Exercise instructions:
Repeat the listing exactly as given, omitting every image.

Supplied data:

· · · · ·

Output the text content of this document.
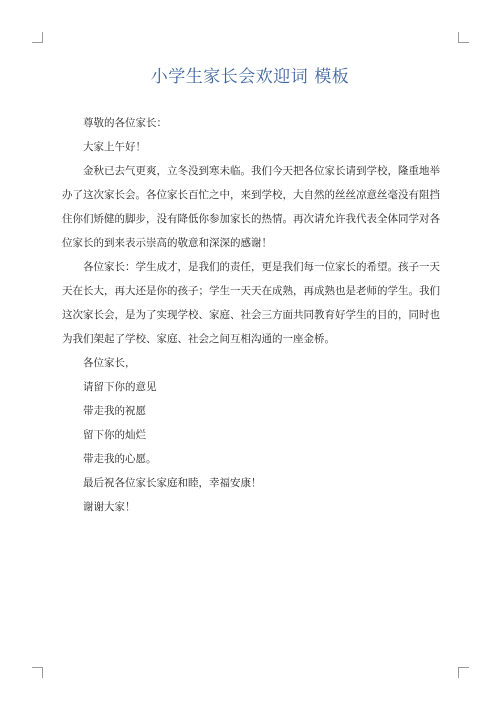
小学生家长会欢迎词 模板

尊敬的各位家长：

大家上午好！

金秋已去气更爽，立冬没到寒未临。我们今天把各位家长请到学校，隆重地举办了这次家长会。各位家长百忙之中，来到学校，大自然的丝丝凉意丝毫没有阻挡住你们矫健的脚步，没有降低你参加家长的热情。再次请允许我代表全体同学对各位家长的到来表示崇高的敬意和深深的感谢！

各位家长：学生成才，是我们的责任，更是我们每一位家长的希望。孩子一天天在长大，再大还是你的孩子；学生一天天在成熟，再成熟也是老师的学生。我们这次家长会，是为了实现学校、家庭、社会三方面共同教育好学生的目的，同时也为我们架起了学校、家庭、社会之间互相沟通的一座金桥。

各位家长，

请留下你的意见

带走我的祝愿

留下你的灿烂

带走我的心愿。

最后祝各位家长家庭和睦，幸福安康！

谢谢大家！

· · · · ·

Solution for this problem:
Output the text content of this document.
小学生家长会欢迎词 模板

尊敬的各位家长：

大家上午好！

金秋已去气更爽，立冬没到寒未临。我们今天把各位家长请到学校，隆重地举办了这次家长会。各位家长百忙之中，来到学校，大自然的丝丝凉意丝毫没有阻挡住你们矫健的脚步，没有降低你参加家长的热情。再次请允许我代表全体同学对各位家长的到来表示崇高的敬意和深深的感谢！

各位家长：学生成才，是我们的责任，更是我们每一位家长的希望。孩子一天天在长大，再大还是你的孩子；学生一天天在成熟，再成熟也是老师的学生。我们这次家长会，是为了实现学校、家庭、社会三方面共同教育好学生的目的，同时也为我们架起了学校、家庭、社会之间互相沟通的一座金桥。

各位家长，

请留下你的意见

带走我的祝愿

留下你的灿烂

带走我的心愿。

最后祝各位家长家庭和睦，幸福安康！

谢谢大家！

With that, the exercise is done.